_MATERIAL SHOWN_.

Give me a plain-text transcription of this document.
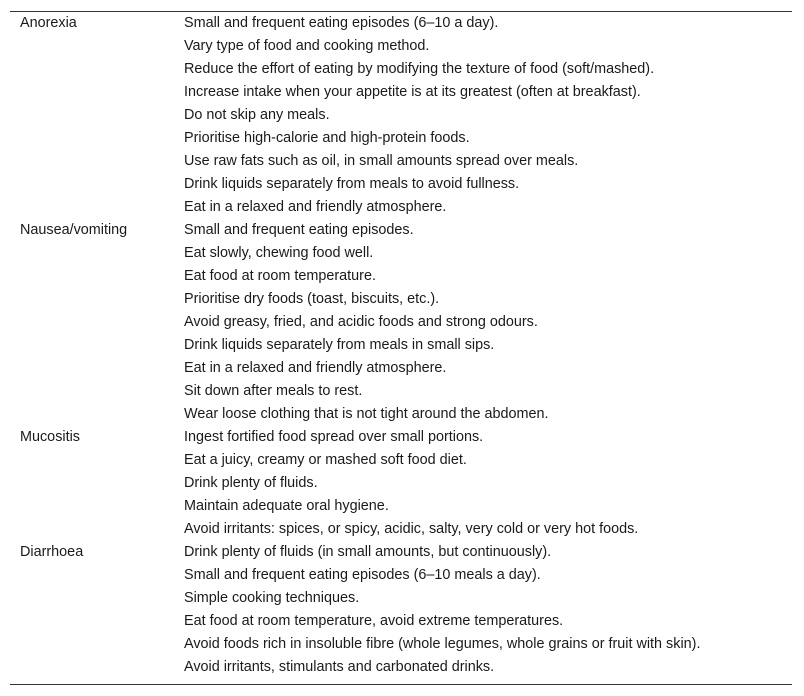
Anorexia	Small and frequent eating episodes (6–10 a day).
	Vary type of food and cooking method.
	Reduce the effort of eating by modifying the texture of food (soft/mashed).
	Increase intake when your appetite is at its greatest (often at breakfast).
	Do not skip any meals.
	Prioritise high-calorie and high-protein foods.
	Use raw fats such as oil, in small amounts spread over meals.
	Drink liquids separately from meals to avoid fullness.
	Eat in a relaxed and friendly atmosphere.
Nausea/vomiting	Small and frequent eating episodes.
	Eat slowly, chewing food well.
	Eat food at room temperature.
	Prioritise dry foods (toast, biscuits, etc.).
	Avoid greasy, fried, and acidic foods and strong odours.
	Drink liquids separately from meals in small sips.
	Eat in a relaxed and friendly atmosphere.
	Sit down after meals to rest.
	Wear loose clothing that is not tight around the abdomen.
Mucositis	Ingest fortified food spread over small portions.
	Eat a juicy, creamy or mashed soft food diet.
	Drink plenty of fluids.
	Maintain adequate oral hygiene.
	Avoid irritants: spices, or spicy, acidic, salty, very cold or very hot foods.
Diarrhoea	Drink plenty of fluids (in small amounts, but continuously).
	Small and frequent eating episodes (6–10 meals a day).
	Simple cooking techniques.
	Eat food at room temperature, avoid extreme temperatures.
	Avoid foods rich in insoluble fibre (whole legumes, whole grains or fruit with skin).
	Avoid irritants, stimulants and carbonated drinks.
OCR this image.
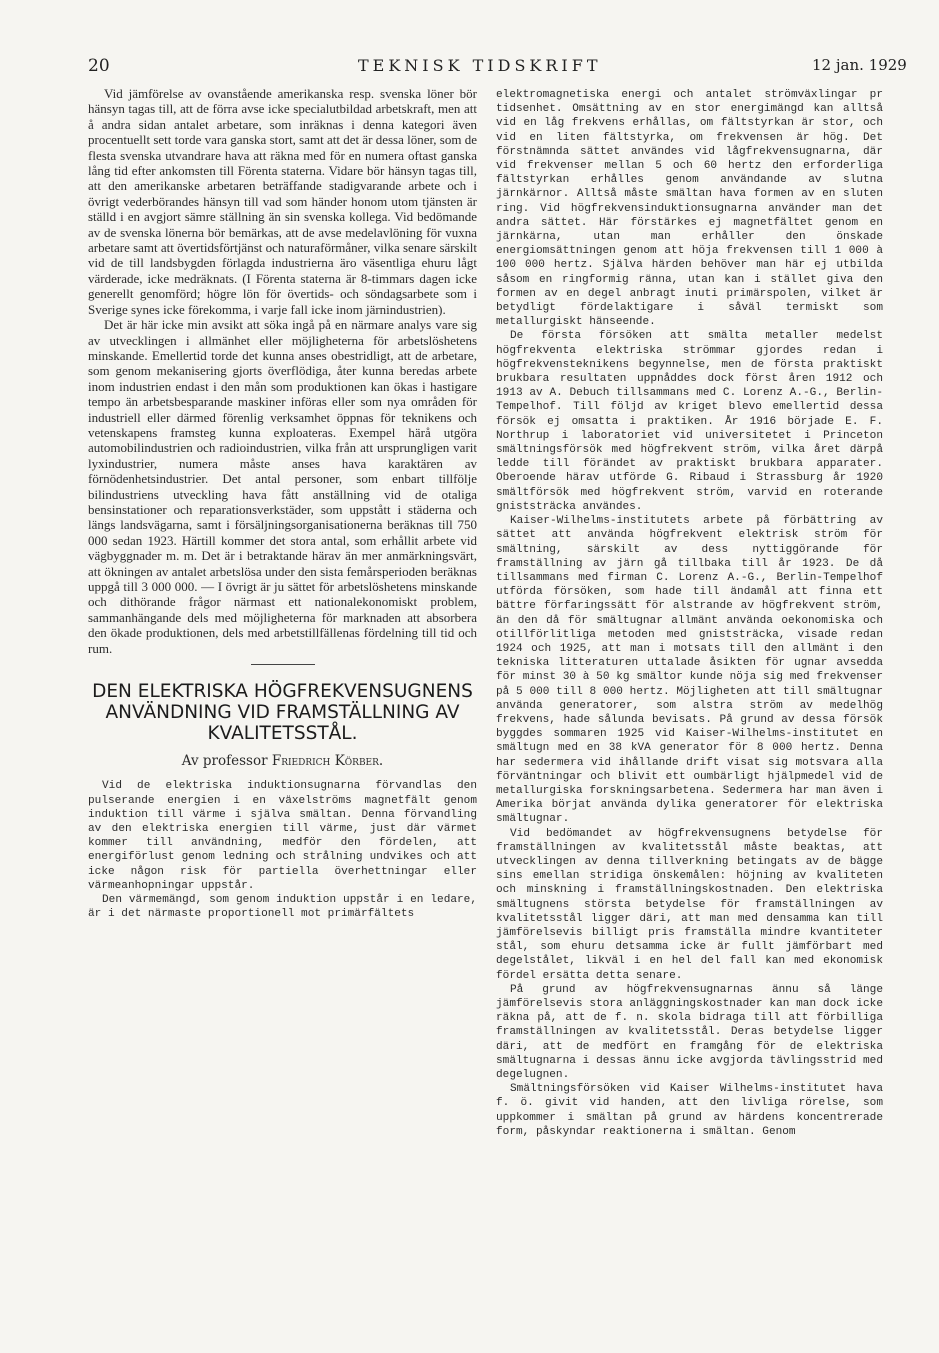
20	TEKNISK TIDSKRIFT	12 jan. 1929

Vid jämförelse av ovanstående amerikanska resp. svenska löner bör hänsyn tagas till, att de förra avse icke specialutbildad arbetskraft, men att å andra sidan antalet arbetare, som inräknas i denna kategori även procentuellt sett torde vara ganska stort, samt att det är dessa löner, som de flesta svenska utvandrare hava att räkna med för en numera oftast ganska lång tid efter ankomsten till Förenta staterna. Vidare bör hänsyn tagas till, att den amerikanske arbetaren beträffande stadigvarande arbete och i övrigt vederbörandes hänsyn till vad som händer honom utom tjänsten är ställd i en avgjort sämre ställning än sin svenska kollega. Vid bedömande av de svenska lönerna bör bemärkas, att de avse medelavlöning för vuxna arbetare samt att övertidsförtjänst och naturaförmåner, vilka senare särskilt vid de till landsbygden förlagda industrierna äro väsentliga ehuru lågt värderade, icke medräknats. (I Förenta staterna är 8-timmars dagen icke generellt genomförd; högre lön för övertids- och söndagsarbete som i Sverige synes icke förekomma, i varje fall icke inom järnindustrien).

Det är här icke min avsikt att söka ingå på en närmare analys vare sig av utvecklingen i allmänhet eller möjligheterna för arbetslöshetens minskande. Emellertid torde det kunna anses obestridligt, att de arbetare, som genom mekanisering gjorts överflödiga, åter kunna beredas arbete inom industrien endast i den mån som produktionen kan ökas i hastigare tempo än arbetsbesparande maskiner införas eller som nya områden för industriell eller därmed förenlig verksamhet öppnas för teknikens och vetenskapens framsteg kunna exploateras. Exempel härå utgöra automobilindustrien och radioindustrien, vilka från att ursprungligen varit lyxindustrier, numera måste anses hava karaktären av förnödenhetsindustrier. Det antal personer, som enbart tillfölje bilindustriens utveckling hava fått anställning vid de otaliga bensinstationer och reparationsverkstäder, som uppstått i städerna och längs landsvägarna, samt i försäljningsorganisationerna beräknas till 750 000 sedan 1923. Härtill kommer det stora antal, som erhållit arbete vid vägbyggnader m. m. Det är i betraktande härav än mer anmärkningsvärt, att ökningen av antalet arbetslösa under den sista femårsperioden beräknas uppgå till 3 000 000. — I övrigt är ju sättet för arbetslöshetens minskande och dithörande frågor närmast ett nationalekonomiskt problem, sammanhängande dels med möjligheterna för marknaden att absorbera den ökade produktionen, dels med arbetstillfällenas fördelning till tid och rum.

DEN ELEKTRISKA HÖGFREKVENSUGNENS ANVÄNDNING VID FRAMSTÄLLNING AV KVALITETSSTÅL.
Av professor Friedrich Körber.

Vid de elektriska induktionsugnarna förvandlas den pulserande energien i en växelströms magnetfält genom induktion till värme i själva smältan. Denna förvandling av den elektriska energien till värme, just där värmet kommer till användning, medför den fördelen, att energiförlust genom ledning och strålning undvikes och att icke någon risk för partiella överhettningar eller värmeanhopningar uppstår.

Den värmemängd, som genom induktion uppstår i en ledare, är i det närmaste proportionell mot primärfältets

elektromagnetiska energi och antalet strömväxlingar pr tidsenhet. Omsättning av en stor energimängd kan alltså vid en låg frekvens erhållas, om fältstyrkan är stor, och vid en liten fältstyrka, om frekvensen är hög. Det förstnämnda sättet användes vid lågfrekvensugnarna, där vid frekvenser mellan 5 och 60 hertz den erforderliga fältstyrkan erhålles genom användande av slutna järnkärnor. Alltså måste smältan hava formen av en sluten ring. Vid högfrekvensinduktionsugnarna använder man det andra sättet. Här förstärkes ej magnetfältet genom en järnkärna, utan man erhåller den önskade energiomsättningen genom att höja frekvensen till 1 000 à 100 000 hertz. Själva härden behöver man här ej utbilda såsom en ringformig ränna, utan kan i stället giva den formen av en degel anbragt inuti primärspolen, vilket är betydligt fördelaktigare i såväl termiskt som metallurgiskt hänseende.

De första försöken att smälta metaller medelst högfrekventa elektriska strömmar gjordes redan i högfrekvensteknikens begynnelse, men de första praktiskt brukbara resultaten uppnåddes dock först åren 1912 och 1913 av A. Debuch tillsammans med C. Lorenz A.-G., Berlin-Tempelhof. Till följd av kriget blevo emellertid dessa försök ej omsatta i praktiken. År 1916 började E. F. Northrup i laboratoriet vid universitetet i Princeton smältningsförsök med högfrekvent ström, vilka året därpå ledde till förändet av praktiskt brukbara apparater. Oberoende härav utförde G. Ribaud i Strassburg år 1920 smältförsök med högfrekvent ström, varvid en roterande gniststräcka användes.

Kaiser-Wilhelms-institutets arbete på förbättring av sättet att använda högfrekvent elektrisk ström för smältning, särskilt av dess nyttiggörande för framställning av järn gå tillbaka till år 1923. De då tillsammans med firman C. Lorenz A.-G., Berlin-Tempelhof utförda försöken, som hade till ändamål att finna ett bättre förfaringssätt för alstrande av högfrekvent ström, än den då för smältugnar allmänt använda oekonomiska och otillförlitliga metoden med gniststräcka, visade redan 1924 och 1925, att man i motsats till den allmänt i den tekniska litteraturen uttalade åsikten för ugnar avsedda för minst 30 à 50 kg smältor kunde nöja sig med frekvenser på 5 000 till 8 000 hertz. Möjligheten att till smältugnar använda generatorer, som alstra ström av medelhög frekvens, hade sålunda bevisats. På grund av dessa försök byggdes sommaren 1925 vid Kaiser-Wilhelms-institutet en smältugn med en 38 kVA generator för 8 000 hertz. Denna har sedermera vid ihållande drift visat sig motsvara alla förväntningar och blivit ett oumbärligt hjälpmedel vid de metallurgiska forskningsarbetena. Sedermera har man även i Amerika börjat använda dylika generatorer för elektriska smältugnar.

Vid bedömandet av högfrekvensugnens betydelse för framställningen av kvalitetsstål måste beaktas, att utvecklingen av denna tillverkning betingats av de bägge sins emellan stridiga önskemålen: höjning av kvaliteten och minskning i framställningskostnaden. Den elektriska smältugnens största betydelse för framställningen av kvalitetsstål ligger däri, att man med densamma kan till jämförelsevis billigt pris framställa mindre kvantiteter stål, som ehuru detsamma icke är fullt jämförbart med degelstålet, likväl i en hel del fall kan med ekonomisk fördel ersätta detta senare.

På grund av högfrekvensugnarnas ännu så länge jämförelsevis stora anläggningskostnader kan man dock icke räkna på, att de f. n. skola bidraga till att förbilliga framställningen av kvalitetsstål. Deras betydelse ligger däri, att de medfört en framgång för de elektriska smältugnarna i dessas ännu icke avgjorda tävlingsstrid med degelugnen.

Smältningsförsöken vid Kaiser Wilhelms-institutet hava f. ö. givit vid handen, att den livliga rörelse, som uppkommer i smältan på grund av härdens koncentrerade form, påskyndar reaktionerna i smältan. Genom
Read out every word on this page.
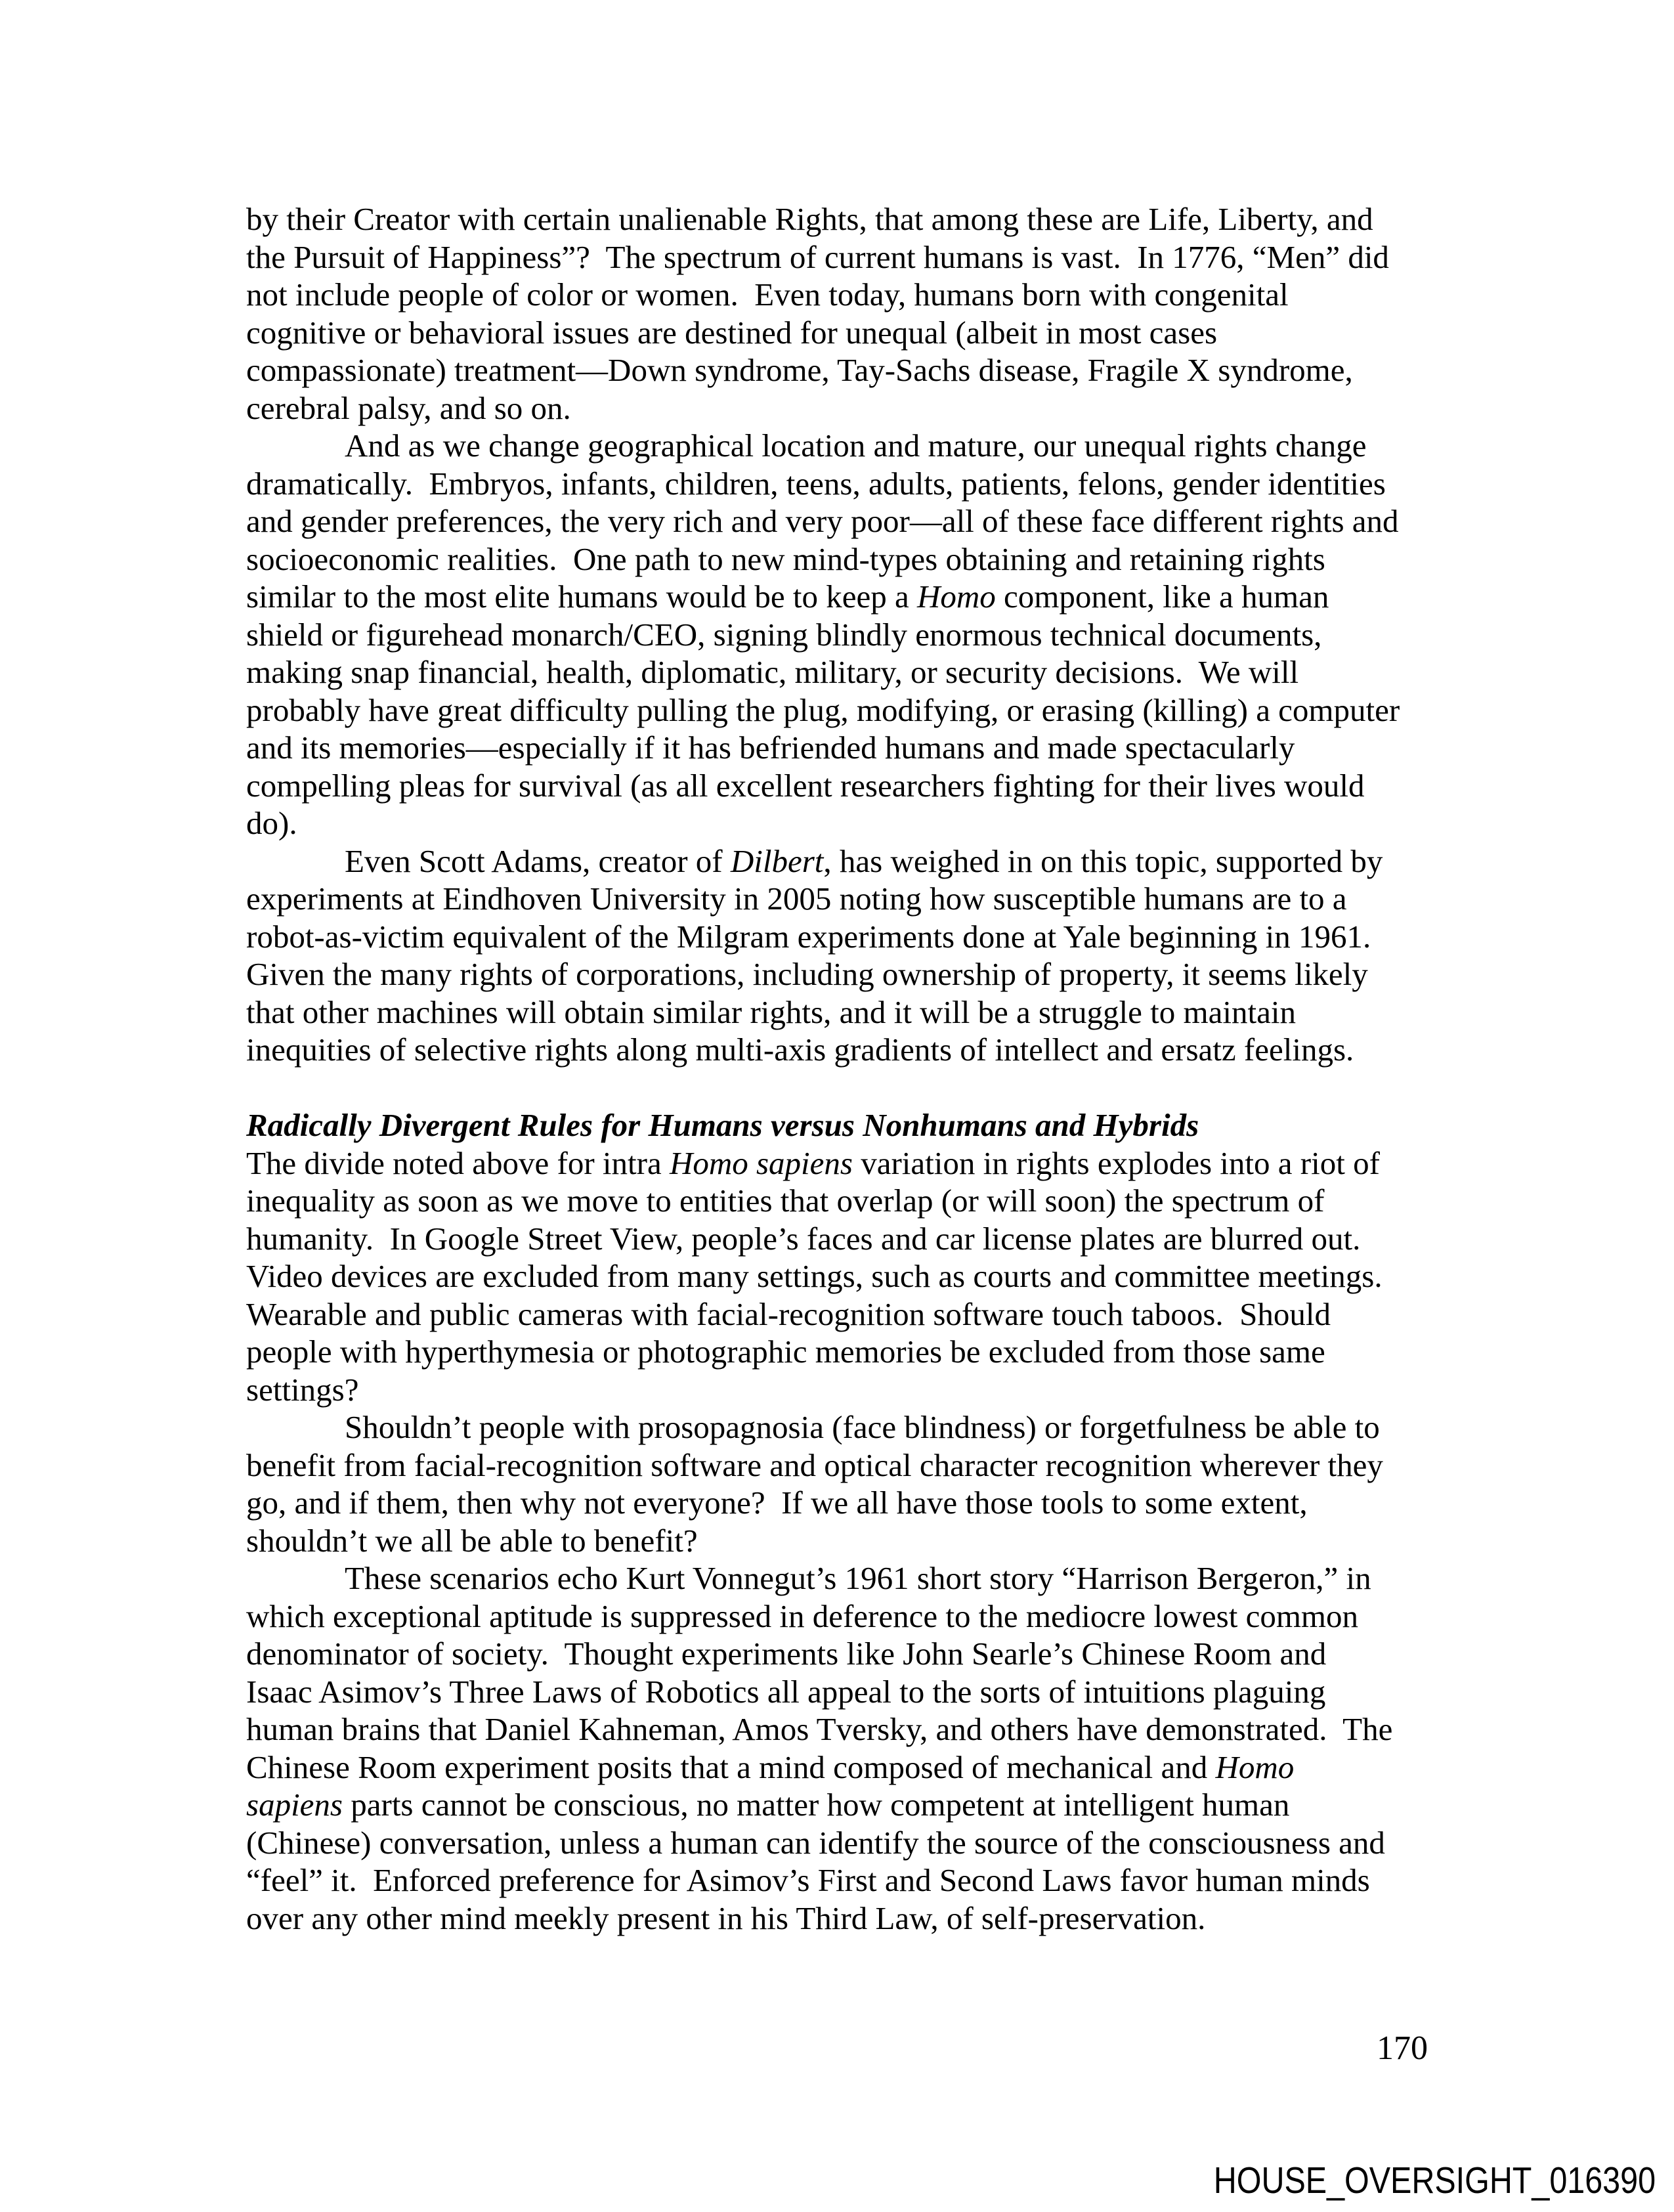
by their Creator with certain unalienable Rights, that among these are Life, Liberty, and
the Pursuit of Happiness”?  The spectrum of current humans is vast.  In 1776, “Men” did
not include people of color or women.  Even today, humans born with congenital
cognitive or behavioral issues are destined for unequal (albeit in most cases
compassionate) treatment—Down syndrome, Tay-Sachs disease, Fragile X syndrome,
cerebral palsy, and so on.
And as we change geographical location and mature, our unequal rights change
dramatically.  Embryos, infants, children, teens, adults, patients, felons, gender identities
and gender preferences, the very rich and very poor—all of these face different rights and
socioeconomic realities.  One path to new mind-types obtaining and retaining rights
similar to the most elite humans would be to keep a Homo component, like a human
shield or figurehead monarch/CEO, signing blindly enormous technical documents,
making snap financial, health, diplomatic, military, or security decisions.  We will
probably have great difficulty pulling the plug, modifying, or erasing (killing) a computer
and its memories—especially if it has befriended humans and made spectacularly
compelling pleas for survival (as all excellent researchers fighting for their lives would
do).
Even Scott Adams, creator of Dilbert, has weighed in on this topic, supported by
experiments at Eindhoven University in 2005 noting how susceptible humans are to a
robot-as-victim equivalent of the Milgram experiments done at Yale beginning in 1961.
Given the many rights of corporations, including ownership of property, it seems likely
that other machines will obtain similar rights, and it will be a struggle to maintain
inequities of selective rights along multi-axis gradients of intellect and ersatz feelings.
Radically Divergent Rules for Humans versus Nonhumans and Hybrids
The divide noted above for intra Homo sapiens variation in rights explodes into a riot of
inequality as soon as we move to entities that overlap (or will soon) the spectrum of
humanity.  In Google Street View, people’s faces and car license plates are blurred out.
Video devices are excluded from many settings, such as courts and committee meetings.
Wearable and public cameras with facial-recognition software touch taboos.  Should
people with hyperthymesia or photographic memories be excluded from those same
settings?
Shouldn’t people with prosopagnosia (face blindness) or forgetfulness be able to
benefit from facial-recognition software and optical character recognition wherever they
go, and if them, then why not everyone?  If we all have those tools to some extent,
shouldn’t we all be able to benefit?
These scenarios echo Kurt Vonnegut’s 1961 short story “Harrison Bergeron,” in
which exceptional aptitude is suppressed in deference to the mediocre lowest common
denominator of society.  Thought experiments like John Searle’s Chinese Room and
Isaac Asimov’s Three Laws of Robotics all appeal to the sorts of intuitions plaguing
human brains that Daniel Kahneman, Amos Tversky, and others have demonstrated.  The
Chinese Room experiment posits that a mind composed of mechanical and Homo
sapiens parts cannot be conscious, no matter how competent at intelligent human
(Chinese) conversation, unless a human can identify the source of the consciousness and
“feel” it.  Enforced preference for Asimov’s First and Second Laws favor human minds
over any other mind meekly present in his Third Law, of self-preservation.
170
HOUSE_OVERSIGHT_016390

_TASK DESCRIPTION_. When a line among the entries contains "this", pull that line out.

_WRITTEN ANSWER_.
Give me a plain-text transcription of this document.
OCR this image.
Read out every word on this page.
Even Scott Adams, creator of Dilbert, has weighed in on this topic, supported by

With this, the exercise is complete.